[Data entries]
◇ ◇ ◇ ◇ ◇ ◇ ◇
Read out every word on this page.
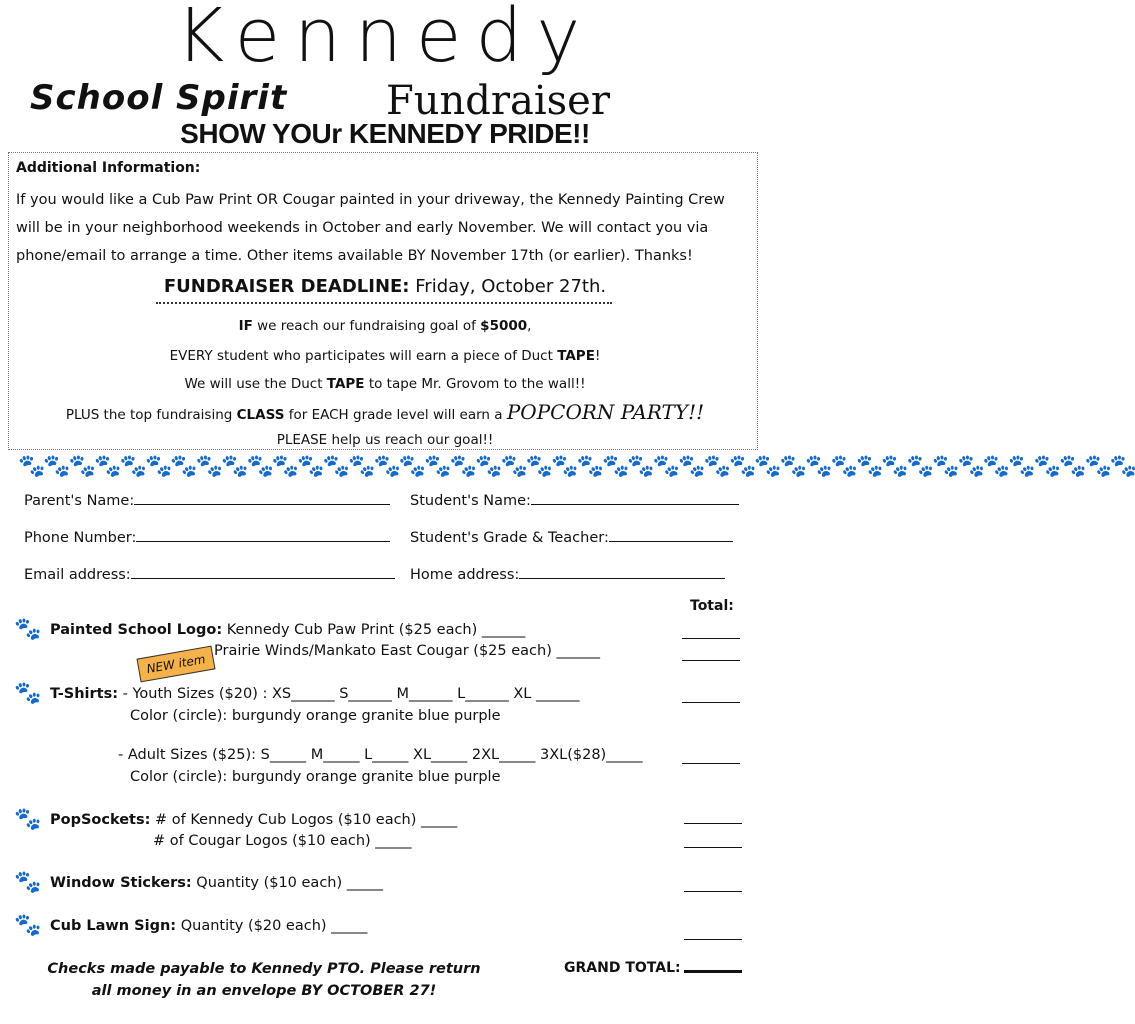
Kennedy
School Spirit Fundraiser
SHOW YOUr KENNEDY PRIDE!!
Additional Information:
If you would like a Cub Paw Print OR Cougar painted in your driveway, the Kennedy Painting Crew
will be in your neighborhood weekends in October and early November. We will contact you via
phone/email to arrange a time. Other items available BY November 17th (or earlier). Thanks!
FUNDRAISER DEADLINE: Friday, October 27th.
IF we reach our fundraising goal of $5000,
EVERY student who participates will earn a piece of Duct TAPE!
We will use the Duct TAPE to tape Mr. Grovom to the wall!!
PLUS the top fundraising CLASS for EACH grade level will earn a POPCORN PARTY!!
PLEASE help us reach our goal!!
🐾🐾🐾🐾🐾🐾🐾🐾🐾🐾🐾🐾🐾🐾🐾🐾🐾🐾🐾🐾🐾🐾🐾🐾🐾🐾🐾🐾🐾🐾🐾🐾🐾🐾🐾🐾🐾🐾🐾🐾🐾🐾🐾🐾
Parent's Name:	Student's Name:
Phone Number:	Student's Grade & Teacher:
Email address:	Home address:
Total:
🐾 Painted School Logo: Kennedy Cub Paw Print ($25 each) ______
Prairie Winds/Mankato East Cougar ($25 each) ______
NEW item
🐾 T-Shirts: - Youth Sizes ($20) : XS______ S______ M______ L______ XL ______
Color (circle): burgundy orange granite blue purple
- Adult Sizes ($25): S_____ M_____ L_____ XL_____ 2XL_____ 3XL($28)_____
Color (circle): burgundy orange granite blue purple
🐾 PopSockets: # of Kennedy Cub Logos ($10 each) _____
# of Cougar Logos ($10 each) _____
🐾 Window Stickers: Quantity ($10 each) _____
🐾 Cub Lawn Sign: Quantity ($20 each) _____
Checks made payable to Kennedy PTO. Please return
all money in an envelope BY OCTOBER 27!
GRAND TOTAL:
◇ ◇ ◇ ◇ ◇ ◇ ◇
Return from the data every line that holds "earn".

- Task response -
EVERY student who participates will earn a piece of Duct TAPE!
PLUS the top fundraising CLASS for EACH grade level will earn a POPCORN PARTY!!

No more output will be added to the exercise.